The EMA senior design spans two semesters; the first develops an idea into a consumer product, while the second tasks us to design an airplane, submarine, or spaceship. Over the first semester David Aguilar, Lisa McGill, Scott Sardina, Jordan Wachs, and I developed BoomAlert, a device to warn sailboat crews of dangerous boom movements. See also my spring design, LEVITATE.
If you want to watch our final presentation instead of reading, seek to 1:50 here.
BoomAlert alerts sailboat crew to dangerous motions of the sailboat boom known as autojibes. These occur when sailing with the wind and are due to poor captainship or random, unanticipable, changes in the wind. Immediately before the autojibe the sail is typically full-out, nearly perpendicular with the centerline of the boat. As the wind changes direction the boom quickly accelerates and swings across the cockpit to the other side of the boat, reaching rotational velocities of >2 rad/sec. These angular velocities are not very dangerous near the pivot point (gooseneck), but can reach 5-10 mph where the crew sits. If a crewmember is unaware, they can be struck by the boom, as seen here: (I would embed, but the video owner doesn't want anyone to see his video. Begrudgingly, a link.)
To overcome this problem, BoomAlert senses boom accelerations and alerts the crew by aural and visual means. Here are the major parts:
We began our design with a sail on Lake Mendota to characterize sailboat boom movements. With a waterproof camera attached to the mast, looking upward at the underside of the boom, Dave simulated autojibes while I recorded videos of the boom sweeping from side to side. Returning to land, we analyzed these videos and determined angular positions, velocities, and accelerations. Based on these results, we decided to measure boom acceleration and trigger the alerts when acceleration crosses a user-set threshold. This threshold is determined by boom length and crew position along the boom, so that BoomAlert can be used on any size of boat.
The accelerometer box holds a 3-axis accelerometer which communicates with a microcontroller by the I2C two-wire serial communication protocol.
The control box contains the system electronics, power supplies, and alert devices. An Atmel ATMega 368 microcontroller compares the accelerometer readings against the acceleration threshold, and depending on the boom's position, alerts the sailors to the motion.

[Document structure recognition data]

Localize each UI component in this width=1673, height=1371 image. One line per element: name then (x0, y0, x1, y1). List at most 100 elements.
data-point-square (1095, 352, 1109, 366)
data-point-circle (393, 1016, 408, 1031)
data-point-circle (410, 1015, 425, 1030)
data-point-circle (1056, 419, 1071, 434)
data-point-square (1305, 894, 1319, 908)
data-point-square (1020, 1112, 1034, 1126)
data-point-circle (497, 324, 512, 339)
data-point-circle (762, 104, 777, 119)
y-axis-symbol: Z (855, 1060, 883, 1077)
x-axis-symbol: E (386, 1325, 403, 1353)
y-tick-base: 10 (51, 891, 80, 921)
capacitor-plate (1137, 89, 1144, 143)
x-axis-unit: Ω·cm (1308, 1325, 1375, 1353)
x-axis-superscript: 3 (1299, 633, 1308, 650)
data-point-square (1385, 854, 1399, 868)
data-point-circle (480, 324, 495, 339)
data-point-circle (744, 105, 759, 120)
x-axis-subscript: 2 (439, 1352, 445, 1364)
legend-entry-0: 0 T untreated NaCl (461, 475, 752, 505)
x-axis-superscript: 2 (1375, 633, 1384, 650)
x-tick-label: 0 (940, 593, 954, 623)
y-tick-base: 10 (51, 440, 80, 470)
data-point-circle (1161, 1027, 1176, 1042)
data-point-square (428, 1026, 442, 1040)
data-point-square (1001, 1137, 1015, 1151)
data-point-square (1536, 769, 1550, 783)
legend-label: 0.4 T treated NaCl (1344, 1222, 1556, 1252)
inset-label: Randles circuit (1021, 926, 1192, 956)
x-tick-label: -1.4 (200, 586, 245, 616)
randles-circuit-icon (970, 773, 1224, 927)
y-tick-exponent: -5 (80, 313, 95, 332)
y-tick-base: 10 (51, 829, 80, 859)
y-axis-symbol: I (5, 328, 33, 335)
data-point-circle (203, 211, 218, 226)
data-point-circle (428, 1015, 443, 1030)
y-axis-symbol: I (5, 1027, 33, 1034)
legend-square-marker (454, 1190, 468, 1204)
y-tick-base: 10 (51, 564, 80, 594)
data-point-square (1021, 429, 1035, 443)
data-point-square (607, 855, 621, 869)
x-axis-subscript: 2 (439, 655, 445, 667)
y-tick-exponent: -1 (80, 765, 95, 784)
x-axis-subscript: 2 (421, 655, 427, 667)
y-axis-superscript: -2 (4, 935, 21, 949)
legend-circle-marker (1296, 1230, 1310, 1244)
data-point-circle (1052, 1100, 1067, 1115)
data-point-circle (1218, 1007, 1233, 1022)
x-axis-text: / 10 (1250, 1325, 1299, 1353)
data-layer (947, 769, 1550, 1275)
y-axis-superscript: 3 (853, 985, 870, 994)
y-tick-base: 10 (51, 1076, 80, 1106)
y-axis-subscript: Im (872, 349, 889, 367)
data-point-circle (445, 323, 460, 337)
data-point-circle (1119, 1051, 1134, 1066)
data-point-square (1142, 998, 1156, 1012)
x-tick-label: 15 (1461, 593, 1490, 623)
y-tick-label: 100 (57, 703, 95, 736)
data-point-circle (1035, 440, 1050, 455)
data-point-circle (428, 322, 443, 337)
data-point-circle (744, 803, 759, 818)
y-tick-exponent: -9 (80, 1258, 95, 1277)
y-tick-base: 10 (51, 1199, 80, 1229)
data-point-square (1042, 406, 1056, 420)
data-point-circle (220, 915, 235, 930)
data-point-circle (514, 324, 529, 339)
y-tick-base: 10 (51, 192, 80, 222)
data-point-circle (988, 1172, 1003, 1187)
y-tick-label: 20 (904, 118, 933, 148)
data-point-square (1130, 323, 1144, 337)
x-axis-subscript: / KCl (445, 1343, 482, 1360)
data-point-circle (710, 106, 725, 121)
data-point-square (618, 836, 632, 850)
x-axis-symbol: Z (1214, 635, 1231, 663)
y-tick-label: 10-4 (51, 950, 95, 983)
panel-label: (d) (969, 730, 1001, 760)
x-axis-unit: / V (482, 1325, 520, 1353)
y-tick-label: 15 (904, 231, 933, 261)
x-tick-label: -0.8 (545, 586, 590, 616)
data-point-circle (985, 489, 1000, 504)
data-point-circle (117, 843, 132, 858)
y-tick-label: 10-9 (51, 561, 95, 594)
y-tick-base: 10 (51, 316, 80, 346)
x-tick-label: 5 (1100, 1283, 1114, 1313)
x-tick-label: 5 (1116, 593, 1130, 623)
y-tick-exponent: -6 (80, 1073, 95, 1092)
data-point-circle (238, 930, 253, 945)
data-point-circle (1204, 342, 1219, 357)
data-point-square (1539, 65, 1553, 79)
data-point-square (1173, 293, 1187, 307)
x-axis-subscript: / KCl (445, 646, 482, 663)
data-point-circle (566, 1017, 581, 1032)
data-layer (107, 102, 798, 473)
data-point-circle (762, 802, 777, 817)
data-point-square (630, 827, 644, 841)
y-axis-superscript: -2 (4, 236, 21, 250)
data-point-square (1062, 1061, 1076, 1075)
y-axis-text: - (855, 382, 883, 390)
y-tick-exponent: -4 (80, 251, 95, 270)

- _ASSIGNMENT_: Rewrite the paragraph of the BoomAlert text that begins "We began our design with a sail on Lake Mendota" as a short list that keeps its main facts.

- _TASK RESPONSE_:
- The design began with a sail on Lake Mendota to characterize sailboat boom movements.
- A waterproof camera was attached to the mast, looking up at the underside of the boom.
- Dave simulated autojibes while the boom was filmed sweeping from side to side.
- Back on land, the videos were analyzed to determine angular positions, velocities, and accelerations.
- Based on the results, the team chose to measure boom acceleration and trigger alerts when it crosses a user-set threshold.
- The threshold depends on boom length and crew position along the boom, so BoomAlert can be used on any size of boat.